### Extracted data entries
<<<<
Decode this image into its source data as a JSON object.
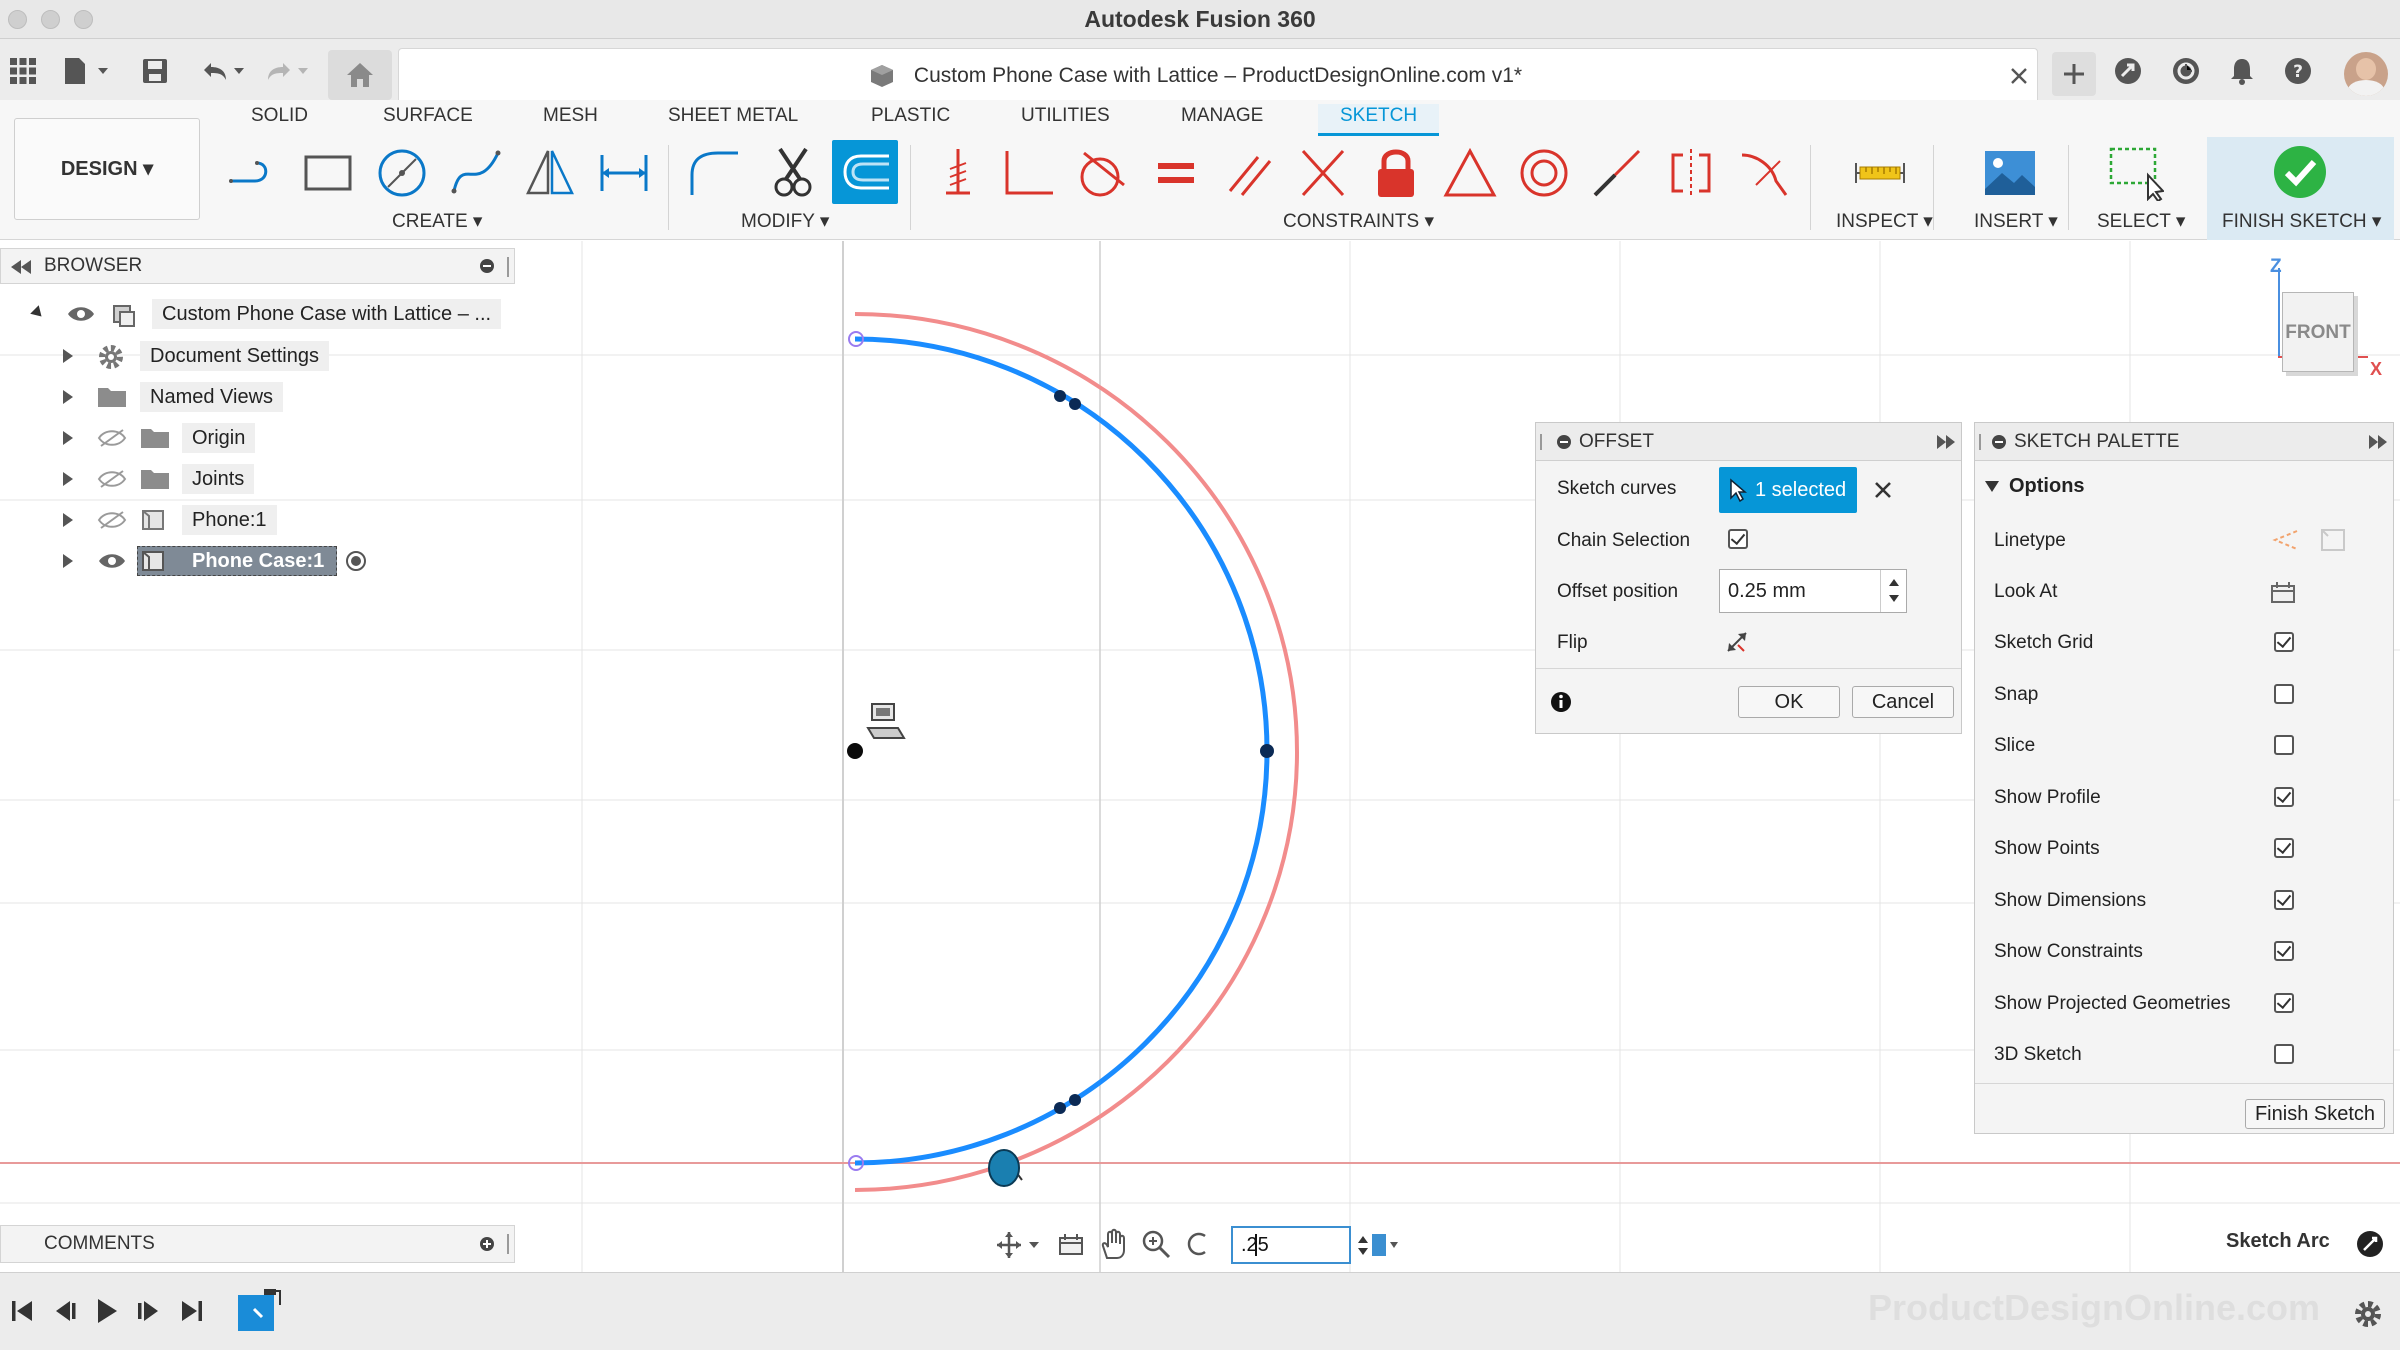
{
  "window": {
    "title": "Autodesk Fusion 360"
  },
  "document": {
    "title": "Custom Phone Case with Lattice – ProductDesignOnline.com v1*"
  },
  "ribbon": {
    "tabs": [
      "SOLID",
      "SURFACE",
      "MESH",
      "SHEET METAL",
      "PLASTIC",
      "UTILITIES",
      "MANAGE",
      "SKETCH"
    ],
    "active_tab": "SKETCH",
    "workspace": "DESIGN ▾",
    "groups": {
      "create": "CREATE ▾",
      "modify": "MODIFY ▾",
      "constraints": "CONSTRAINTS ▾",
      "inspect": "INSPECT ▾",
      "insert": "INSERT ▾",
      "select": "SELECT ▾",
      "finish": "FINISH SKETCH ▾"
    },
    "accent": "#0696d7"
  },
  "browser": {
    "title": "BROWSER",
    "root": "Custom Phone Case with Lattice – ...",
    "items": [
      {
        "label": "Document Settings",
        "icon": "gear-icon"
      },
      {
        "label": "Named Views",
        "icon": "folder-icon"
      },
      {
        "label": "Origin",
        "icon": "folder-icon"
      },
      {
        "label": "Joints",
        "icon": "folder-icon"
      },
      {
        "label": "Phone:1",
        "icon": "component-icon"
      },
      {
        "label": "Phone Case:1",
        "icon": "component-icon"
      }
    ]
  },
  "offset_dialog": {
    "title": "OFFSET",
    "sketch_curves_label": "Sketch curves",
    "selection": "1 selected",
    "chain_label": "Chain Selection",
    "chain_checked": true,
    "position_label": "Offset position",
    "position_value": "0.25 mm",
    "flip_label": "Flip",
    "ok": "OK",
    "cancel": "Cancel"
  },
  "sketch_palette": {
    "title": "SKETCH PALETTE",
    "section": "Options",
    "rows": [
      {
        "label": "Linetype",
        "type": "icons"
      },
      {
        "label": "Look At",
        "type": "icon"
      },
      {
        "label": "Sketch Grid",
        "type": "check",
        "checked": true
      },
      {
        "label": "Snap",
        "type": "check",
        "checked": false
      },
      {
        "label": "Slice",
        "type": "check",
        "checked": false
      },
      {
        "label": "Show Profile",
        "type": "check",
        "checked": true
      },
      {
        "label": "Show Points",
        "type": "check",
        "checked": true
      },
      {
        "label": "Show Dimensions",
        "type": "check",
        "checked": true
      },
      {
        "label": "Show Constraints",
        "type": "check",
        "checked": true
      },
      {
        "label": "Show Projected Geometries",
        "type": "check",
        "checked": true
      },
      {
        "label": "3D Sketch",
        "type": "check",
        "checked": false
      }
    ],
    "finish_button": "Finish Sketch"
  },
  "viewcube": {
    "face": "FRONT",
    "axis_z": "Z",
    "axis_x": "X"
  },
  "canvas": {
    "dimension_input": ".25",
    "status": "Sketch Arc"
  },
  "comments": {
    "title": "COMMENTS"
  },
  "watermark": "ProductDesignOnline.com"
}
>>>>
### TO BE DONE
Write out the whole listing again, exactly, with no pictures.

### WRITTEN RESPONSE
Decode this image into its source data as a JSON object.
{
  "window": {
    "title": "Autodesk Fusion 360"
  },
  "document": {
    "title": "Custom Phone Case with Lattice – ProductDesignOnline.com v1*"
  },
  "ribbon": {
    "tabs": [
      "SOLID",
      "SURFACE",
      "MESH",
      "SHEET METAL",
      "PLASTIC",
      "UTILITIES",
      "MANAGE",
      "SKETCH"
    ],
    "active_tab": "SKETCH",
    "workspace": "DESIGN ▾",
    "groups": {
      "create": "CREATE ▾",
      "modify": "MODIFY ▾",
      "constraints": "CONSTRAINTS ▾",
      "inspect": "INSPECT ▾",
      "insert": "INSERT ▾",
      "select": "SELECT ▾",
      "finish": "FINISH SKETCH ▾"
    },
    "accent": "#0696d7"
  },
  "browser": {
    "title": "BROWSER",
    "root": "Custom Phone Case with Lattice – ...",
    "items": [
      {
        "label": "Document Settings",
        "icon": "gear-icon"
      },
      {
        "label": "Named Views",
        "icon": "folder-icon"
      },
      {
        "label": "Origin",
        "icon": "folder-icon"
      },
      {
        "label": "Joints",
        "icon": "folder-icon"
      },
      {
        "label": "Phone:1",
        "icon": "component-icon"
      },
      {
        "label": "Phone Case:1",
        "icon": "component-icon"
      }
    ]
  },
  "offset_dialog": {
    "title": "OFFSET",
    "sketch_curves_label": "Sketch curves",
    "selection": "1 selected",
    "chain_label": "Chain Selection",
    "chain_checked": true,
    "position_label": "Offset position",
    "position_value": "0.25 mm",
    "flip_label": "Flip",
    "ok": "OK",
    "cancel": "Cancel"
  },
  "sketch_palette": {
    "title": "SKETCH PALETTE",
    "section": "Options",
    "rows": [
      {
        "label": "Linetype",
        "type": "icons"
      },
      {
        "label": "Look At",
        "type": "icon"
      },
      {
        "label": "Sketch Grid",
        "type": "check",
        "checked": true
      },
      {
        "label": "Snap",
        "type": "check",
        "checked": false
      },
      {
        "label": "Slice",
        "type": "check",
        "checked": false
      },
      {
        "label": "Show Profile",
        "type": "check",
        "checked": true
      },
      {
        "label": "Show Points",
        "type": "check",
        "checked": true
      },
      {
        "label": "Show Dimensions",
        "type": "check",
        "checked": true
      },
      {
        "label": "Show Constraints",
        "type": "check",
        "checked": true
      },
      {
        "label": "Show Projected Geometries",
        "type": "check",
        "checked": true
      },
      {
        "label": "3D Sketch",
        "type": "check",
        "checked": false
      }
    ],
    "finish_button": "Finish Sketch"
  },
  "viewcube": {
    "face": "FRONT",
    "axis_z": "Z",
    "axis_x": "X"
  },
  "canvas": {
    "dimension_input": ".25",
    "status": "Sketch Arc"
  },
  "comments": {
    "title": "COMMENTS"
  },
  "watermark": "ProductDesignOnline.com"
}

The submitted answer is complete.